◆ What is needed ◆
Transcribe the full listing below exactly.

◆ Material supplied ◆

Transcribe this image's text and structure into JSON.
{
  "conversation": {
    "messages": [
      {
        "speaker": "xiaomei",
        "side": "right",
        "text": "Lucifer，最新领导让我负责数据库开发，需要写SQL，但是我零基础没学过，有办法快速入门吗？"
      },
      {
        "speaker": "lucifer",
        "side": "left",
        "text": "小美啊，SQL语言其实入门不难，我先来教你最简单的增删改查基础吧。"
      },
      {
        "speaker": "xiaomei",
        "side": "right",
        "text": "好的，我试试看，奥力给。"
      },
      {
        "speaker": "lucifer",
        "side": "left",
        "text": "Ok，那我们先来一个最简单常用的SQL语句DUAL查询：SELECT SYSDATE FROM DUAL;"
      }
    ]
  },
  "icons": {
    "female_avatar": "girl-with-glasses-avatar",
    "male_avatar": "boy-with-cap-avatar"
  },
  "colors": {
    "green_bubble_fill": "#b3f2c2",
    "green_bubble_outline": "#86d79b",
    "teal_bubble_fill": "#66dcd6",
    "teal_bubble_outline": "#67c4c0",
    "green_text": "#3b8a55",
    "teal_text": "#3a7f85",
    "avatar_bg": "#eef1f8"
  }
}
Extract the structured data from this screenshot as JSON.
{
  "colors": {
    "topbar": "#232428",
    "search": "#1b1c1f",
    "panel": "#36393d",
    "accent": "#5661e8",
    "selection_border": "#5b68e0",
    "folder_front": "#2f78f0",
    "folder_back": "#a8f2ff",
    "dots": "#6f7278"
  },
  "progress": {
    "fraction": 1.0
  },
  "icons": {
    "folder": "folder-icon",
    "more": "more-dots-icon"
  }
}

◆ Result for this exercise ◆
Transcribe this image's text and structure into JSON.
{
  "conversation": {
    "messages": [
      {
        "speaker": "xiaomei",
        "side": "right",
        "text": "Lucifer，最新领导让我负责数据库开发，需要写SQL，但是我零基础没学过，有办法快速入门吗？"
      },
      {
        "speaker": "lucifer",
        "side": "left",
        "text": "小美啊，SQL语言其实入门不难，我先来教你最简单的增删改查基础吧。"
      },
      {
        "speaker": "xiaomei",
        "side": "right",
        "text": "好的，我试试看，奥力给。"
      },
      {
        "speaker": "lucifer",
        "side": "left",
        "text": "Ok，那我们先来一个最简单常用的SQL语句DUAL查询：SELECT SYSDATE FROM DUAL;"
      }
    ]
  },
  "icons": {
    "female_avatar": "girl-with-glasses-avatar",
    "male_avatar": "boy-with-cap-avatar"
  },
  "colors": {
    "green_bubble_fill": "#b3f2c2",
    "green_bubble_outline": "#86d79b",
    "teal_bubble_fill": "#66dcd6",
    "teal_bubble_outline": "#67c4c0",
    "green_text": "#3b8a55",
    "teal_text": "#3a7f85",
    "avatar_bg": "#eef1f8"
  }
}
Extract the structured data from this screenshot as JSON.
{
  "colors": {
    "topbar": "#232428",
    "search": "#1b1c1f",
    "panel": "#36393d",
    "accent": "#5661e8",
    "selection_border": "#5b68e0",
    "folder_front": "#2f78f0",
    "folder_back": "#a8f2ff",
    "dots": "#6f7278"
  },
  "progress": {
    "fraction": 1.0
  },
  "icons": {
    "folder": "folder-icon",
    "more": "more-dots-icon"
  }
}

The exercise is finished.